Your task: Collect the lines of the entries where "mysite" shows up.

[Dataset items]

* * * * * * *

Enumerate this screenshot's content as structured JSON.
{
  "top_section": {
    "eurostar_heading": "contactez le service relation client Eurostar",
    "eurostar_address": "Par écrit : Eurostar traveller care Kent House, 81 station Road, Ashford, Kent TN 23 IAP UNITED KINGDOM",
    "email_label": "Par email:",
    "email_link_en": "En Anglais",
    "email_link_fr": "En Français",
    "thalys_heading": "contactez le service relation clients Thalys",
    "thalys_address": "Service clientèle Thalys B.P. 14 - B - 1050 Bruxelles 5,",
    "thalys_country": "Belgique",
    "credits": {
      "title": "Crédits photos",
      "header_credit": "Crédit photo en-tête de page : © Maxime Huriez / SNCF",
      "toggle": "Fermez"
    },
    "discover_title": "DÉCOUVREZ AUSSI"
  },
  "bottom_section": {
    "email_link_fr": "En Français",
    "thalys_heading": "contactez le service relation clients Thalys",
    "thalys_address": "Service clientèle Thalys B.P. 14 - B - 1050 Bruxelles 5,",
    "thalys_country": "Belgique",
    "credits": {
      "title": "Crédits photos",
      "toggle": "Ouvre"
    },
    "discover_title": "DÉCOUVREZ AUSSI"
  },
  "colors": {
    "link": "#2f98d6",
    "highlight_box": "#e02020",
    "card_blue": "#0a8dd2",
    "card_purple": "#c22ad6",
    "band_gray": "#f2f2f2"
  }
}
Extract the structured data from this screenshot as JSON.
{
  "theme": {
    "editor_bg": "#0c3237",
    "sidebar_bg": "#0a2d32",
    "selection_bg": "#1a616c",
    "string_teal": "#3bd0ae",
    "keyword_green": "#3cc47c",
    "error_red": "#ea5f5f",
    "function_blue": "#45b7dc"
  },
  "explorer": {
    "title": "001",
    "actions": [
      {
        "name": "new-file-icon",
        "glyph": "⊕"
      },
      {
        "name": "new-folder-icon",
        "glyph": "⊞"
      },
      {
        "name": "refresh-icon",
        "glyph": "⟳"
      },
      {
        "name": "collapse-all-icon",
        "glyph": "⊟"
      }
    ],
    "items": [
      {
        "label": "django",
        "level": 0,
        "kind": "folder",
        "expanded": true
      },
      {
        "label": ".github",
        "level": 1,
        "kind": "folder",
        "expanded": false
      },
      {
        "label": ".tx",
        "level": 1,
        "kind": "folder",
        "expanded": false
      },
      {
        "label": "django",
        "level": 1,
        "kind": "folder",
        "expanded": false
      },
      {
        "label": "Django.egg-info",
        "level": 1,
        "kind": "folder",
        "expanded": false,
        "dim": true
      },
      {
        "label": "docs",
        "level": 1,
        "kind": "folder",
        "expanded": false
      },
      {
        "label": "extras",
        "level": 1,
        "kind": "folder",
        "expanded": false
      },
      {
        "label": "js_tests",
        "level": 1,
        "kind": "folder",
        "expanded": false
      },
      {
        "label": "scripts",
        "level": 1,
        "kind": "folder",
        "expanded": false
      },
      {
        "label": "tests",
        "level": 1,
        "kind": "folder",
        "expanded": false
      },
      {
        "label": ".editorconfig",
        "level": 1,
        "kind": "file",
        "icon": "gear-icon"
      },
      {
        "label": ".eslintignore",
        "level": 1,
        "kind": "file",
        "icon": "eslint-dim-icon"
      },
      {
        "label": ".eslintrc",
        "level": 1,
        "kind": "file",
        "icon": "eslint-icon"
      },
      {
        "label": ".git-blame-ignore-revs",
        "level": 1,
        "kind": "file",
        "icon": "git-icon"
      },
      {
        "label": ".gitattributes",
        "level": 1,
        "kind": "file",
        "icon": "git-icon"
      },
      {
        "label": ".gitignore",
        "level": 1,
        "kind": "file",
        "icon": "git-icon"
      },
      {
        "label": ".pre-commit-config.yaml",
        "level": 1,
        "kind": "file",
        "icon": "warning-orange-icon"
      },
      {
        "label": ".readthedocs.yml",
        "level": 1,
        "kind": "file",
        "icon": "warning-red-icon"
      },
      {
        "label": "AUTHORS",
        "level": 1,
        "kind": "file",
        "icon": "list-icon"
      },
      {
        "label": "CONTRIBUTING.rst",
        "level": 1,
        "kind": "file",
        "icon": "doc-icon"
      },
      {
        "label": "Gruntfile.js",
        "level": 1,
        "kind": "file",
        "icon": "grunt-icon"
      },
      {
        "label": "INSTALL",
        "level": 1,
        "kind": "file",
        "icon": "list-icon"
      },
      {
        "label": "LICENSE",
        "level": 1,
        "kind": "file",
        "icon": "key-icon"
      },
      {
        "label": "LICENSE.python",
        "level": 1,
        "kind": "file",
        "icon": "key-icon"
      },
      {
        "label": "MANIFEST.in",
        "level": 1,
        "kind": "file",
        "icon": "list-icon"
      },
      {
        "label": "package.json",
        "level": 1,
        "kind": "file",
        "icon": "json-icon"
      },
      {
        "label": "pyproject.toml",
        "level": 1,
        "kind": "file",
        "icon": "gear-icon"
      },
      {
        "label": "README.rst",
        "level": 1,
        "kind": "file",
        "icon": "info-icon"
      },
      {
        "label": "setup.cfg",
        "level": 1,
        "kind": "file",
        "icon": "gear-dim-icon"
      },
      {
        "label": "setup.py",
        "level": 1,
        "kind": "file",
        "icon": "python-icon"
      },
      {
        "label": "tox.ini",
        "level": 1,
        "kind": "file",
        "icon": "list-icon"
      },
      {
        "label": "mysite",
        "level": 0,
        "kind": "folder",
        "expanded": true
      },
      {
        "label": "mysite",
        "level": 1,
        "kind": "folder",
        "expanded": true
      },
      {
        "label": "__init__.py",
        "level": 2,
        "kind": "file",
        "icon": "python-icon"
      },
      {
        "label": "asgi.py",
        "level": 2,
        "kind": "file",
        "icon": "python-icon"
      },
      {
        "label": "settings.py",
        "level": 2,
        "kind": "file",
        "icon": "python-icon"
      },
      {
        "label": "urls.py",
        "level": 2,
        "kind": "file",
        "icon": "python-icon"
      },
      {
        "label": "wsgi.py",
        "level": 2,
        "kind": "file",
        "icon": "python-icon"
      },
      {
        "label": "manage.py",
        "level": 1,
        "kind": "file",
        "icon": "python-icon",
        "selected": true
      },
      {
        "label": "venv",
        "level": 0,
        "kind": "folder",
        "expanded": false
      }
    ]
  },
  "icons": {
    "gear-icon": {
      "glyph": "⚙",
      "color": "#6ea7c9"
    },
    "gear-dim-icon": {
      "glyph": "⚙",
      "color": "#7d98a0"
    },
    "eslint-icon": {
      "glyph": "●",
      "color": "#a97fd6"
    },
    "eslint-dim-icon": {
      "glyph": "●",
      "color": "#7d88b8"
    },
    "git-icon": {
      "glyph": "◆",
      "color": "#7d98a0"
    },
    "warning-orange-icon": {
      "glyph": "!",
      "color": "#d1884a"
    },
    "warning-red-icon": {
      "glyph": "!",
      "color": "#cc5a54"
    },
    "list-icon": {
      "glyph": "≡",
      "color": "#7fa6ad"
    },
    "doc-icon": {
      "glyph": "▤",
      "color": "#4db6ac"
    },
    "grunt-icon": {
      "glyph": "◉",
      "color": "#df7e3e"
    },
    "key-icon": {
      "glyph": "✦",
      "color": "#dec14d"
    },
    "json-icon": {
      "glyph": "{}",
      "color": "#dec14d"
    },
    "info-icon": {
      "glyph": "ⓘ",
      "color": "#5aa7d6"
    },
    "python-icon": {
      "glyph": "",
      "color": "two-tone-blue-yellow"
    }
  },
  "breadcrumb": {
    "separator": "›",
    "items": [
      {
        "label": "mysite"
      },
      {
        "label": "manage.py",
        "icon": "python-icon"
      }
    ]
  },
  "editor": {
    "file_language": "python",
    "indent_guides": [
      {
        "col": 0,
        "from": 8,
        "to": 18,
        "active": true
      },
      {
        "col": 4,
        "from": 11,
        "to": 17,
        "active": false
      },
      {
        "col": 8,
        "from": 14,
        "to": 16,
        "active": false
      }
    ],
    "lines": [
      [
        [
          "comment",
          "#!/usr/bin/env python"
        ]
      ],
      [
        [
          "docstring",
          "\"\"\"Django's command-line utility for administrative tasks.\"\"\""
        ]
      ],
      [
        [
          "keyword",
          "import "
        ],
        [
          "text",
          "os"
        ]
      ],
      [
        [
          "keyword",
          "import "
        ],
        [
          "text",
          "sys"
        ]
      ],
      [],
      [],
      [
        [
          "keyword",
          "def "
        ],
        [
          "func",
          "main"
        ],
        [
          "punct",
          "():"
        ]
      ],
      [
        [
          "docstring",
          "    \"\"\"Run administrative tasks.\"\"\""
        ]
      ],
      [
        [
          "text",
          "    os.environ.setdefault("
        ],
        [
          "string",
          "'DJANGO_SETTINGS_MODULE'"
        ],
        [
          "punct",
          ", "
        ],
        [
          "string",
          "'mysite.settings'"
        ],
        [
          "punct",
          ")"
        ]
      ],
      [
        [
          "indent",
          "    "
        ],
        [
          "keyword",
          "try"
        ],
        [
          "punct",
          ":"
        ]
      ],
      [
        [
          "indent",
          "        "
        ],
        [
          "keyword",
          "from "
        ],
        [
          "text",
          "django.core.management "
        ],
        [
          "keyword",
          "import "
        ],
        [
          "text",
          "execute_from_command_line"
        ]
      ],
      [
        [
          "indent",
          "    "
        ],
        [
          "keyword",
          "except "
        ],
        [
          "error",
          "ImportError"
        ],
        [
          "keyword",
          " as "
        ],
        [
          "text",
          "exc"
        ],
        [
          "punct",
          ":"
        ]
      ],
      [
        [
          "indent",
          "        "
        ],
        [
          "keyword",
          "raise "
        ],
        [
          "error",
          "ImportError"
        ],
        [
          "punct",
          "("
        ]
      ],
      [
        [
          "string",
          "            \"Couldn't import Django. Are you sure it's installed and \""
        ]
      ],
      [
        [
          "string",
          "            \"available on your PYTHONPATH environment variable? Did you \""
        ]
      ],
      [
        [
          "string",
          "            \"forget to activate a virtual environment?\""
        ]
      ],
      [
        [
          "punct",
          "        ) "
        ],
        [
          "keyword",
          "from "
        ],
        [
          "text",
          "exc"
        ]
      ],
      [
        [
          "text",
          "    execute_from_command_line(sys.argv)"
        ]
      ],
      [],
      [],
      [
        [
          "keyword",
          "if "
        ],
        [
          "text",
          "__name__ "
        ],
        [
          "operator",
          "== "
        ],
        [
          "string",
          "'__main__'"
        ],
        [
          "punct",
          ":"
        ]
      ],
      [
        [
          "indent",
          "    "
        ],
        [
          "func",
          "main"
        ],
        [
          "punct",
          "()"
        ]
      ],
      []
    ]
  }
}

* * * * * * *

Response below:
        "label": "mysite",
        "label": "mysite",
        "label": "mysite"
          "'mysite.settings'"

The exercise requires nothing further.